Extract all lines containing "Москва".

*Dataset rows*:

-- START --

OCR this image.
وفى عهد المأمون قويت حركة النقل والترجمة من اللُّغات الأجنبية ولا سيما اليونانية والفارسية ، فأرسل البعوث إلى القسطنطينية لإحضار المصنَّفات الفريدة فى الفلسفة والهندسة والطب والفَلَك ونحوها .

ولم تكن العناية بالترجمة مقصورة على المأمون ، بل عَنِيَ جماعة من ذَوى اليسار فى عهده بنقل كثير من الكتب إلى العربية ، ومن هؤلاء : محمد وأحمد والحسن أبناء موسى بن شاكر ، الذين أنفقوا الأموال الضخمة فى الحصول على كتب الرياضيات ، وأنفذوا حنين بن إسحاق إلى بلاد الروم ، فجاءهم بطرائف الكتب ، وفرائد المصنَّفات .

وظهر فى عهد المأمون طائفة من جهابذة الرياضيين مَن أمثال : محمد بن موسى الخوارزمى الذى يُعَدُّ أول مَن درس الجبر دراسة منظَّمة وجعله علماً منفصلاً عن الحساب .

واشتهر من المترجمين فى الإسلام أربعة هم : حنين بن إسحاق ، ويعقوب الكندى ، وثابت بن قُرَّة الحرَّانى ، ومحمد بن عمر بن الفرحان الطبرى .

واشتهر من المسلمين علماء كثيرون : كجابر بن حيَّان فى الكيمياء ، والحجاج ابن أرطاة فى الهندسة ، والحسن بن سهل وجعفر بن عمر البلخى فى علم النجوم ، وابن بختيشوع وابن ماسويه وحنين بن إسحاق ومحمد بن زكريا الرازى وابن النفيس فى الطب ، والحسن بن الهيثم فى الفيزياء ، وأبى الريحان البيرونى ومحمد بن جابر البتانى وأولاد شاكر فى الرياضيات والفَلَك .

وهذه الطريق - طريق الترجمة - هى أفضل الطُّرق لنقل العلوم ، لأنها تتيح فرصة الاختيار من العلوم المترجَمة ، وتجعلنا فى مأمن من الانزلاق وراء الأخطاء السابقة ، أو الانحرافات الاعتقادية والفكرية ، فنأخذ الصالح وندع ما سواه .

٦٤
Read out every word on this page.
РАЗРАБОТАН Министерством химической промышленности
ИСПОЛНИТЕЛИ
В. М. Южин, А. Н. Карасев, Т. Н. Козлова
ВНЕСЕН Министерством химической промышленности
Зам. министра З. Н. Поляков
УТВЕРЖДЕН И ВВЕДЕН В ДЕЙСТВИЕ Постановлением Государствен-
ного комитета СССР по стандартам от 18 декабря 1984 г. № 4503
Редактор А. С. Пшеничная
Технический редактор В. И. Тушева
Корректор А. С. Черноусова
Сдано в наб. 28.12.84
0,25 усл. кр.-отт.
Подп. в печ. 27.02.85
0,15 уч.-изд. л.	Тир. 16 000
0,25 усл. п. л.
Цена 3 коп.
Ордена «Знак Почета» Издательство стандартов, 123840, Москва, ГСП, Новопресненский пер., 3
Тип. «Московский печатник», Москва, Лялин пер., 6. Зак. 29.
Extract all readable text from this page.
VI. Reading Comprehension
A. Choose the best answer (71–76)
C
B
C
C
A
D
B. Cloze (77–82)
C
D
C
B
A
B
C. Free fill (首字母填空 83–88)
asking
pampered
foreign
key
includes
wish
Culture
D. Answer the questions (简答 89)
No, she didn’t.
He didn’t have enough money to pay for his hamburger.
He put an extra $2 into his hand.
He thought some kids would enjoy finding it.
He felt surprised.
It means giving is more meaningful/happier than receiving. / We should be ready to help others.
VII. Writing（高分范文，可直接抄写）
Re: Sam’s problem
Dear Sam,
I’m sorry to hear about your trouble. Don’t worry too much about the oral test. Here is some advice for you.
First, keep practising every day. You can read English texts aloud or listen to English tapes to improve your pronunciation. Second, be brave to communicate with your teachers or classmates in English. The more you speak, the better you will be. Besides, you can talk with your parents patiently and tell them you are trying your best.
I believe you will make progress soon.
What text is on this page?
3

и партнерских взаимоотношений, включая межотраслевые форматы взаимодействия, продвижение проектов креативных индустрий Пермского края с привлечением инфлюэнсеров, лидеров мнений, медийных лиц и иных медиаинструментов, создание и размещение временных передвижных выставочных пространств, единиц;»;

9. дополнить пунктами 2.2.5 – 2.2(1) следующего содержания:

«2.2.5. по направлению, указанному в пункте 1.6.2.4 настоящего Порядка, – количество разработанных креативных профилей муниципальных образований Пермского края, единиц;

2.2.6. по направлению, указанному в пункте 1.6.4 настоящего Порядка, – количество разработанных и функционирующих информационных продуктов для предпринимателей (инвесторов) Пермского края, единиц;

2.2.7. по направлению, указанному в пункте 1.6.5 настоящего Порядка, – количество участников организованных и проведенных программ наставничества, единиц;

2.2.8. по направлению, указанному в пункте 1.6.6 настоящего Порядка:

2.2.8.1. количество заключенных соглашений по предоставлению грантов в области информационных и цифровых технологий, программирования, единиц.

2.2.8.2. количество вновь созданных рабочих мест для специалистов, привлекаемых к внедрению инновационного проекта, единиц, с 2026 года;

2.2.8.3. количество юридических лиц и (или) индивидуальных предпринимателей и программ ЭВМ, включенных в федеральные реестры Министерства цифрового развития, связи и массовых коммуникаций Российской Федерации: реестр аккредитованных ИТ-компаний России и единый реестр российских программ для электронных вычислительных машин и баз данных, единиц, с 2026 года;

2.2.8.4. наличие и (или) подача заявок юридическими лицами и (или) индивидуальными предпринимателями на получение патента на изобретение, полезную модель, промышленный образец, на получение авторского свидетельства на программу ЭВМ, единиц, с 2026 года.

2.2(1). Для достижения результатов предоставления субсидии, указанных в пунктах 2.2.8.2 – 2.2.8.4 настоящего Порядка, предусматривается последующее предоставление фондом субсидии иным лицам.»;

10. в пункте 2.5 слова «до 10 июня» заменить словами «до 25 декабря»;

-- END --

*EXERCISE OUTPUT*:
Ордена «Знак Почета» Издательство стандартов, 123840, Москва, ГСП, Новопресненский пер., 3
Тип. «Московский печатник», Москва, Лялин пер., 6. Зак. 29.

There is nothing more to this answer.